■ **Exercise aim**: Reproduce every entry exactly as shown.

-- Start of Available records --

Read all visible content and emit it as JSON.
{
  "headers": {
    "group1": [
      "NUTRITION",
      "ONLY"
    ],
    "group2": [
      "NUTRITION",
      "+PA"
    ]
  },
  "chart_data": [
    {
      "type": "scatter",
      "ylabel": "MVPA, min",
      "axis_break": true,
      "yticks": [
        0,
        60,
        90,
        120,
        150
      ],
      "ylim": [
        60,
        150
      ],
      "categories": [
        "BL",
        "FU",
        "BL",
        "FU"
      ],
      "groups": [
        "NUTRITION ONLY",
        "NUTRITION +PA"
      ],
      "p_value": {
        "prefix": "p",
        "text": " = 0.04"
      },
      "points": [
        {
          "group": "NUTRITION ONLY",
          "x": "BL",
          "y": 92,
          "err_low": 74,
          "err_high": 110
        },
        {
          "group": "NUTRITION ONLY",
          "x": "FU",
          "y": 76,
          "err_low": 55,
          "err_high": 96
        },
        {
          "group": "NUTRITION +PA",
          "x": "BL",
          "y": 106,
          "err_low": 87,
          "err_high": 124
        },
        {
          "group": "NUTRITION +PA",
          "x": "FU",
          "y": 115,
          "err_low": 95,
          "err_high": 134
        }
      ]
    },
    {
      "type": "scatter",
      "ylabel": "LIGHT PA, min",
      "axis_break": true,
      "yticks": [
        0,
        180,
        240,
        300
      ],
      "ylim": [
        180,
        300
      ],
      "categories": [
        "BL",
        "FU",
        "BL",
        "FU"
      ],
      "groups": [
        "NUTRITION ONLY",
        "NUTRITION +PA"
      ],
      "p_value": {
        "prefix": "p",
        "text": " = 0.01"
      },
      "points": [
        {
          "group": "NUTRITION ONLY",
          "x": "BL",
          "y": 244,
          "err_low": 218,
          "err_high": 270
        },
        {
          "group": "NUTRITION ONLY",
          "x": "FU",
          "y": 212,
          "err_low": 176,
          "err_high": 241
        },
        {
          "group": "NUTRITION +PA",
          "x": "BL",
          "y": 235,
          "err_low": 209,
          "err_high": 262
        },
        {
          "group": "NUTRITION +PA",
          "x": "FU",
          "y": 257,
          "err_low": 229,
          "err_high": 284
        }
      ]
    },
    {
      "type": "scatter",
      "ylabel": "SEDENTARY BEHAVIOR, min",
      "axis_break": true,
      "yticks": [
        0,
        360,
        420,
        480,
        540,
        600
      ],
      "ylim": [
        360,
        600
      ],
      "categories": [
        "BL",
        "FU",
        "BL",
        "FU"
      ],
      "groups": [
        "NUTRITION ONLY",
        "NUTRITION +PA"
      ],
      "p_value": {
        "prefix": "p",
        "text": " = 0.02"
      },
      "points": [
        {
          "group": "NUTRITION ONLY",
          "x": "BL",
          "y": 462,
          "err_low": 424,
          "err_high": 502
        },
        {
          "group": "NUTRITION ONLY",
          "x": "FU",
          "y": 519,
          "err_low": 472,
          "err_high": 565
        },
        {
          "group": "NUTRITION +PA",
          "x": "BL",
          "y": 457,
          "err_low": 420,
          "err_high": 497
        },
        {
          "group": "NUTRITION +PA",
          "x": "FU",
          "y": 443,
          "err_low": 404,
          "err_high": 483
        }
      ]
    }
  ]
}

-- End of Available records --

■ **The completed task**:
Read all visible content and emit it as JSON.
{
  "headers": {
    "group1": [
      "NUTRITION",
      "ONLY"
    ],
    "group2": [
      "NUTRITION",
      "+PA"
    ]
  },
  "chart_data": [
    {
      "type": "scatter",
      "ylabel": "MVPA, min",
      "axis_break": true,
      "yticks": [
        0,
        60,
        90,
        120,
        150
      ],
      "ylim": [
        60,
        150
      ],
      "categories": [
        "BL",
        "FU",
        "BL",
        "FU"
      ],
      "groups": [
        "NUTRITION ONLY",
        "NUTRITION +PA"
      ],
      "p_value": {
        "prefix": "p",
        "text": " = 0.04"
      },
      "points": [
        {
          "group": "NUTRITION ONLY",
          "x": "BL",
          "y": 92,
          "err_low": 74,
          "err_high": 110
        },
        {
          "group": "NUTRITION ONLY",
          "x": "FU",
          "y": 76,
          "err_low": 55,
          "err_high": 96
        },
        {
          "group": "NUTRITION +PA",
          "x": "BL",
          "y": 106,
          "err_low": 87,
          "err_high": 124
        },
        {
          "group": "NUTRITION +PA",
          "x": "FU",
          "y": 115,
          "err_low": 95,
          "err_high": 134
        }
      ]
    },
    {
      "type": "scatter",
      "ylabel": "LIGHT PA, min",
      "axis_break": true,
      "yticks": [
        0,
        180,
        240,
        300
      ],
      "ylim": [
        180,
        300
      ],
      "categories": [
        "BL",
        "FU",
        "BL",
        "FU"
      ],
      "groups": [
        "NUTRITION ONLY",
        "NUTRITION +PA"
      ],
      "p_value": {
        "prefix": "p",
        "text": " = 0.01"
      },
      "points": [
        {
          "group": "NUTRITION ONLY",
          "x": "BL",
          "y": 244,
          "err_low": 218,
          "err_high": 270
        },
        {
          "group": "NUTRITION ONLY",
          "x": "FU",
          "y": 212,
          "err_low": 176,
          "err_high": 241
        },
        {
          "group": "NUTRITION +PA",
          "x": "BL",
          "y": 235,
          "err_low": 209,
          "err_high": 262
        },
        {
          "group": "NUTRITION +PA",
          "x": "FU",
          "y": 257,
          "err_low": 229,
          "err_high": 284
        }
      ]
    },
    {
      "type": "scatter",
      "ylabel": "SEDENTARY BEHAVIOR, min",
      "axis_break": true,
      "yticks": [
        0,
        360,
        420,
        480,
        540,
        600
      ],
      "ylim": [
        360,
        600
      ],
      "categories": [
        "BL",
        "FU",
        "BL",
        "FU"
      ],
      "groups": [
        "NUTRITION ONLY",
        "NUTRITION +PA"
      ],
      "p_value": {
        "prefix": "p",
        "text": " = 0.02"
      },
      "points": [
        {
          "group": "NUTRITION ONLY",
          "x": "BL",
          "y": 462,
          "err_low": 424,
          "err_high": 502
        },
        {
          "group": "NUTRITION ONLY",
          "x": "FU",
          "y": 519,
          "err_low": 472,
          "err_high": 565
        },
        {
          "group": "NUTRITION +PA",
          "x": "BL",
          "y": 457,
          "err_low": 420,
          "err_high": 497
        },
        {
          "group": "NUTRITION +PA",
          "x": "FU",
          "y": 443,
          "err_low": 404,
          "err_high": 483
        }
      ]
    }
  ]
}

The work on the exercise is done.